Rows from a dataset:
···
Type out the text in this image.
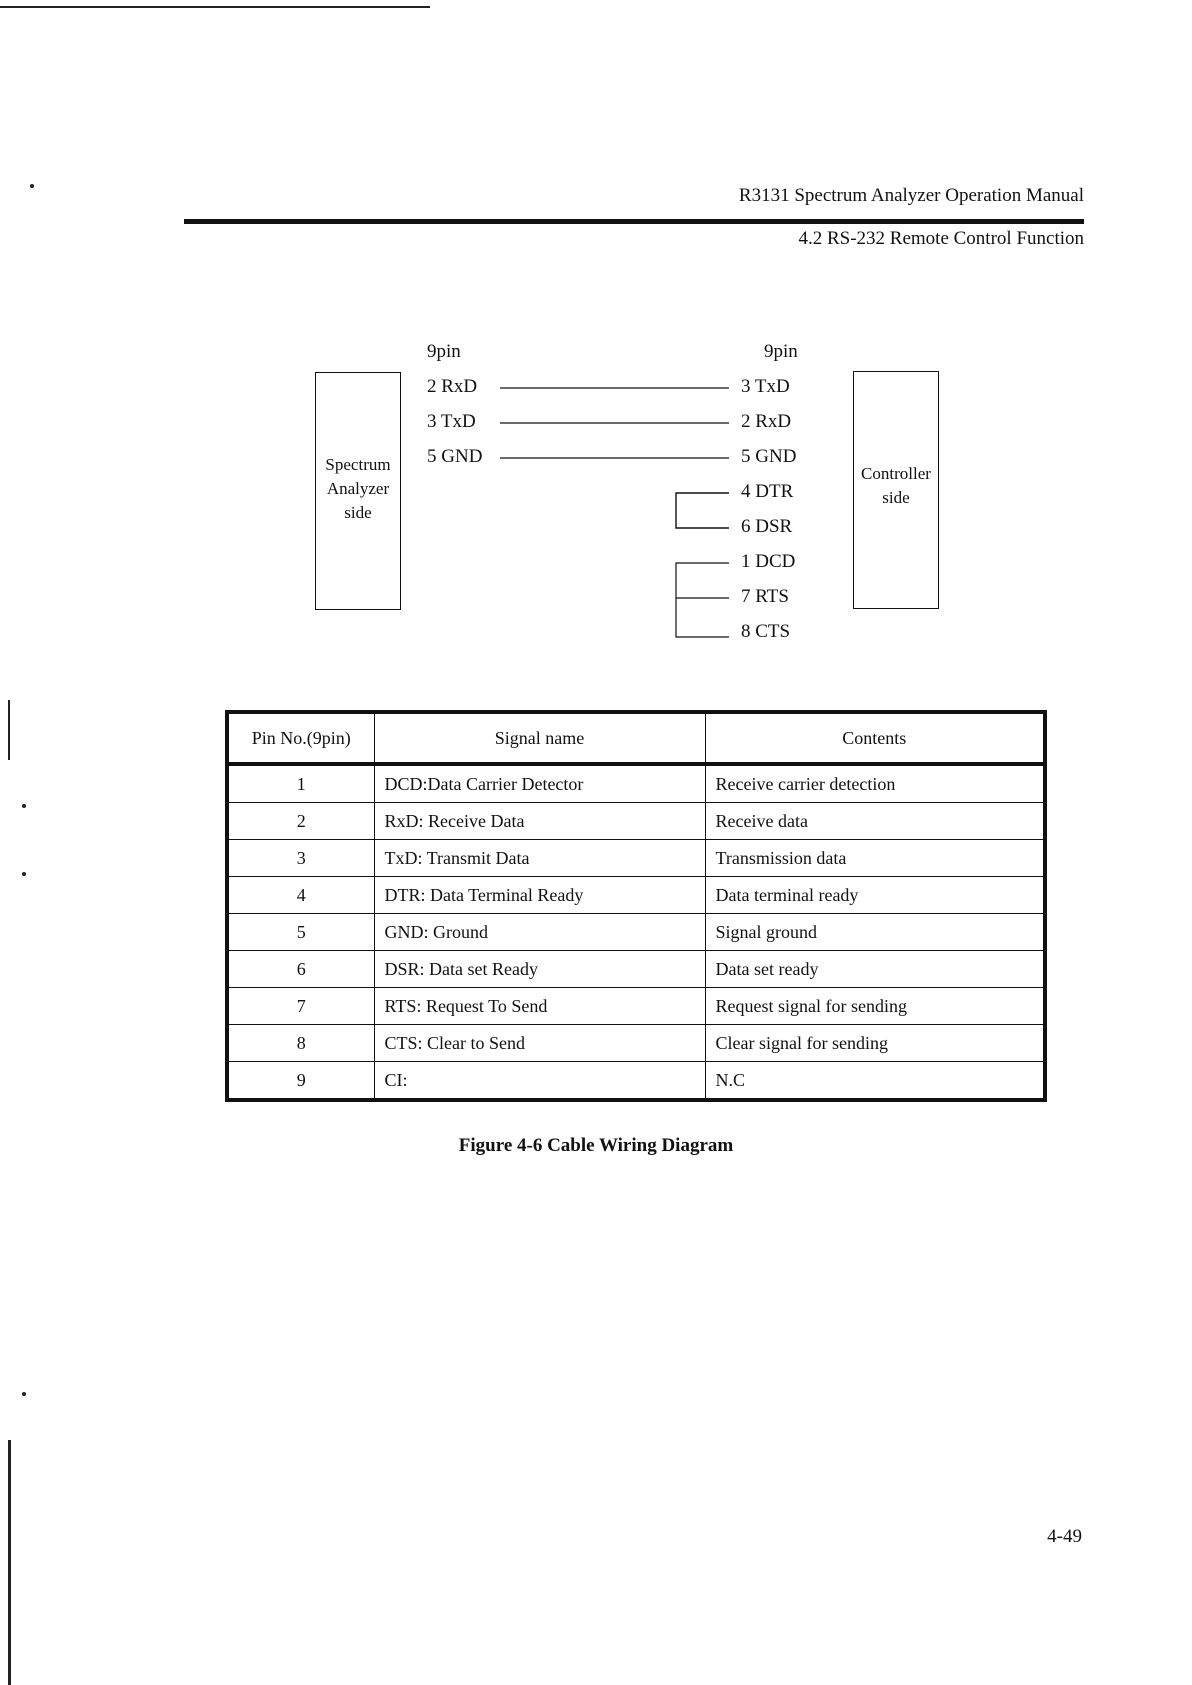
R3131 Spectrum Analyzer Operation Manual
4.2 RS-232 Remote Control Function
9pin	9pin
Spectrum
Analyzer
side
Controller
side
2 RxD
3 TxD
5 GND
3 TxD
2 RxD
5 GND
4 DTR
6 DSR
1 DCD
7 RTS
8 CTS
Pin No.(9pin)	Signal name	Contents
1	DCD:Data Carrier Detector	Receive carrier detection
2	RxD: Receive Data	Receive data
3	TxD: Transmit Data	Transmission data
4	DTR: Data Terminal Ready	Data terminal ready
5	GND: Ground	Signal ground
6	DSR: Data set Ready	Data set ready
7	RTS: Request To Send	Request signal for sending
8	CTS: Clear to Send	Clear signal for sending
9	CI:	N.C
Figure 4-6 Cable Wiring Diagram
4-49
···
» Set exercise
Please write out all the data again word for word, but not the pictures.

» Solved problem
Type out the text in this image.
R3131 Spectrum Analyzer Operation Manual
4.2 RS-232 Remote Control Function
9pin	9pin
Spectrum
Analyzer
side
Controller
side
2 RxD
3 TxD
5 GND
3 TxD
2 RxD
5 GND
4 DTR
6 DSR
1 DCD
7 RTS
8 CTS
Pin No.(9pin)	Signal name	Contents
1	DCD:Data Carrier Detector	Receive carrier detection
2	RxD: Receive Data	Receive data
3	TxD: Transmit Data	Transmission data
4	DTR: Data Terminal Ready	Data terminal ready
5	GND: Ground	Signal ground
6	DSR: Data set Ready	Data set ready
7	RTS: Request To Send	Request signal for sending
8	CTS: Clear to Send	Clear signal for sending
9	CI:	N.C
Figure 4-6 Cable Wiring Diagram
4-49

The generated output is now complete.